_Task requirements_. Every line with the string "clicks" should be gathered.
--- Given data ---
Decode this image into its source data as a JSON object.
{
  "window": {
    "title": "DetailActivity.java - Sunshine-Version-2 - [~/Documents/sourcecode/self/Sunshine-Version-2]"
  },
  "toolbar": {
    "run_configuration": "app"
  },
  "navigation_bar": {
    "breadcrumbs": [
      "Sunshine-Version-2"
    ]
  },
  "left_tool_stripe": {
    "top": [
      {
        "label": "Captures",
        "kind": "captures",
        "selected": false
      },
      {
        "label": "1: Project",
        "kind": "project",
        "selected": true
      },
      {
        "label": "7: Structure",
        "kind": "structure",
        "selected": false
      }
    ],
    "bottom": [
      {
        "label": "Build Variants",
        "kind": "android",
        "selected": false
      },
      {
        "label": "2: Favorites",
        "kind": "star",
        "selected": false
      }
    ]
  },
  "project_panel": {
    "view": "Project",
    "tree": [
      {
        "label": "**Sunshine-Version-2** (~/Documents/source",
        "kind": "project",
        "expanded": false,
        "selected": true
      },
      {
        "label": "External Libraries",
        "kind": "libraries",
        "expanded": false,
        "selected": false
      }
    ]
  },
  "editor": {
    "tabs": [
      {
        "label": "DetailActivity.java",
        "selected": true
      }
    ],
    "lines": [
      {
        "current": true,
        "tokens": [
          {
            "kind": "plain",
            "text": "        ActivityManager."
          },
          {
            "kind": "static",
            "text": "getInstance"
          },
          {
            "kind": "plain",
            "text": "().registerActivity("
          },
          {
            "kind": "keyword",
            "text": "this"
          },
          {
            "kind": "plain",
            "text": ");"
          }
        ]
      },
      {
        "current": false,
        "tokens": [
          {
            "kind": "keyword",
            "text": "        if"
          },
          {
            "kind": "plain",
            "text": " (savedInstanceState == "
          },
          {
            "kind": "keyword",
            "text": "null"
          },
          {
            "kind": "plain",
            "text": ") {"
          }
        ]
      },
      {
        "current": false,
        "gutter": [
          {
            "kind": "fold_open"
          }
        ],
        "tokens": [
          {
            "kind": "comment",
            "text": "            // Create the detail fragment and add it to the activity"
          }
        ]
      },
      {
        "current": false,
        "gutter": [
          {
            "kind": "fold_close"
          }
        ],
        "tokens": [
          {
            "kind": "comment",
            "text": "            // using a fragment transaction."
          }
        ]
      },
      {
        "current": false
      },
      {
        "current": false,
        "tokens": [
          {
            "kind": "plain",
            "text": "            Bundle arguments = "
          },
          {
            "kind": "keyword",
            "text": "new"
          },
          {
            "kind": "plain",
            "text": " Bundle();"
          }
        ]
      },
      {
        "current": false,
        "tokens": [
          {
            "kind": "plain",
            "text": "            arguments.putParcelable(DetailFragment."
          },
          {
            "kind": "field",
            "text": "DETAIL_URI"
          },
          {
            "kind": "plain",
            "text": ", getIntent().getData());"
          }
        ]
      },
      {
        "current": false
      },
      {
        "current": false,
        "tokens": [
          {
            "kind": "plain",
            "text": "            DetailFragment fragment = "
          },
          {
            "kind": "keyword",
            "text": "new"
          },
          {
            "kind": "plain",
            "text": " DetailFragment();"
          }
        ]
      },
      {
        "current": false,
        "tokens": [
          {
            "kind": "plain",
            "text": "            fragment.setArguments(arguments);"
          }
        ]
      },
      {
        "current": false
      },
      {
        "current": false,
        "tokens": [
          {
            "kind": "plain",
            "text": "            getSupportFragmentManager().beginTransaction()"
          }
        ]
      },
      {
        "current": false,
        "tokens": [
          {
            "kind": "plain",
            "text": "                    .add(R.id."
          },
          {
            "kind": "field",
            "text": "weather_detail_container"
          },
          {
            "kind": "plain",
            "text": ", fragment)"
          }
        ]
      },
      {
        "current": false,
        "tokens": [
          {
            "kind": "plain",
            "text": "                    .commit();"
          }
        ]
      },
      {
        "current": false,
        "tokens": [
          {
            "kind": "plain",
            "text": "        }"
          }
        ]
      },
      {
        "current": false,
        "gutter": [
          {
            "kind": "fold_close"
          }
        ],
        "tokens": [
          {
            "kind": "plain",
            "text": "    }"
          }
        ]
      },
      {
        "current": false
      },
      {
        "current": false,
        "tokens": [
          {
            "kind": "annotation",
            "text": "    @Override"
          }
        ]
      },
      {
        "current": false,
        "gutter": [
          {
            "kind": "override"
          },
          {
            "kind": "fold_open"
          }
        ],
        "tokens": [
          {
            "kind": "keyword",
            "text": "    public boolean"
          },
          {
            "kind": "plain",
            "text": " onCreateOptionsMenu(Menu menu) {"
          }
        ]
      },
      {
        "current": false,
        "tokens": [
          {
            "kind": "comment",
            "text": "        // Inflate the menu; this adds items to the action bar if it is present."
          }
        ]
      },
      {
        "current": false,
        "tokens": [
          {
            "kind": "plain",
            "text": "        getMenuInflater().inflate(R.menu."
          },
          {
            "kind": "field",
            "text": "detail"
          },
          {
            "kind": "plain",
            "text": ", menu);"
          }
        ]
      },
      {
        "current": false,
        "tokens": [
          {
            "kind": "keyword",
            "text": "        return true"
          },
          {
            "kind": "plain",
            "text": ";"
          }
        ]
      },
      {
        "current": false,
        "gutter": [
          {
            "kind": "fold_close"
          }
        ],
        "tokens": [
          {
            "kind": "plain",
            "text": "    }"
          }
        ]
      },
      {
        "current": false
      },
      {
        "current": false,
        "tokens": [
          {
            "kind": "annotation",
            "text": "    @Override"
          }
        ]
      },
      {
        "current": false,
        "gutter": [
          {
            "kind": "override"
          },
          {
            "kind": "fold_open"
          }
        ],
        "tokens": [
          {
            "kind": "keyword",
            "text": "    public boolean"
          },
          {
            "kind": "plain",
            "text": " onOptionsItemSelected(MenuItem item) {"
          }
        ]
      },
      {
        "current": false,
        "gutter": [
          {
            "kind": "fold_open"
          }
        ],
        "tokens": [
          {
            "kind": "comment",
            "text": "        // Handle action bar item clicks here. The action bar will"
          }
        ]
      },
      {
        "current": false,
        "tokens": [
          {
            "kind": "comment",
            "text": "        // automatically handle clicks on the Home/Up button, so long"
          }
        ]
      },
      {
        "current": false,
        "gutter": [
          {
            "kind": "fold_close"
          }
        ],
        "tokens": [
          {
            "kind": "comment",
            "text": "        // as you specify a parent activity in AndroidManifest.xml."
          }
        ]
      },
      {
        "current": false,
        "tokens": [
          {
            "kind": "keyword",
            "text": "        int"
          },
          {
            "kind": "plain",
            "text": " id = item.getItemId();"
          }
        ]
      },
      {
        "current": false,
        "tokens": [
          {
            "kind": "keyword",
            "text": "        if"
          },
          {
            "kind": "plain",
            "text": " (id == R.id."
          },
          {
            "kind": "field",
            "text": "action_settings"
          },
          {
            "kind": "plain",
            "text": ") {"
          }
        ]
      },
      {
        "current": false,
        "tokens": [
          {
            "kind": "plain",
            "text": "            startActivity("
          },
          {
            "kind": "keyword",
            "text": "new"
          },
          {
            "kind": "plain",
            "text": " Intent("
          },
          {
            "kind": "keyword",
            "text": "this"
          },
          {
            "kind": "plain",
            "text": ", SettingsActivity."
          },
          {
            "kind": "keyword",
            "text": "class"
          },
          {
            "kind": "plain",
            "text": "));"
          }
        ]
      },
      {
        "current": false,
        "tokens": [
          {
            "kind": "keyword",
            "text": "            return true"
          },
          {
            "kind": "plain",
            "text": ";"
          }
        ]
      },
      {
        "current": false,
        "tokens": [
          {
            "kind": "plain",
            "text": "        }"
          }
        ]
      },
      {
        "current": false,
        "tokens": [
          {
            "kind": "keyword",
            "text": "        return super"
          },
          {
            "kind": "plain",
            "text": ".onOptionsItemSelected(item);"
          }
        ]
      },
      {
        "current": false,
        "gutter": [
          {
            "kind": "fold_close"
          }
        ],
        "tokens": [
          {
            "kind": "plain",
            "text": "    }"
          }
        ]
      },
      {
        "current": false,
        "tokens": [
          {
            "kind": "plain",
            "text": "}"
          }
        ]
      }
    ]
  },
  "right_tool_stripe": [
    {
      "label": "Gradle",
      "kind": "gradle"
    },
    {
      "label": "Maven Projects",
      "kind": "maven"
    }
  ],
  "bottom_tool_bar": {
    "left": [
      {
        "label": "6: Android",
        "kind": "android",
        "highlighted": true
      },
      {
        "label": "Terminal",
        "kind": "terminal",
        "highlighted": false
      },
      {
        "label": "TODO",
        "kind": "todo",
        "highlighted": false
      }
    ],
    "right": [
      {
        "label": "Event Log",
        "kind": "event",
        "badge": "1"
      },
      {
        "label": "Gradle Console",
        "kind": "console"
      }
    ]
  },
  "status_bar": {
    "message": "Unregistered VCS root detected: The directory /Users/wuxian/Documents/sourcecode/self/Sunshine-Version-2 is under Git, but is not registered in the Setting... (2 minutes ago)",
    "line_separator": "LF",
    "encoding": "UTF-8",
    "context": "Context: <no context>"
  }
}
---
_Exercise output_.
            "text": "        // Handle action bar item clicks here. The action bar will"
            "text": "        // automatically handle clicks on the Home/Up button, so long"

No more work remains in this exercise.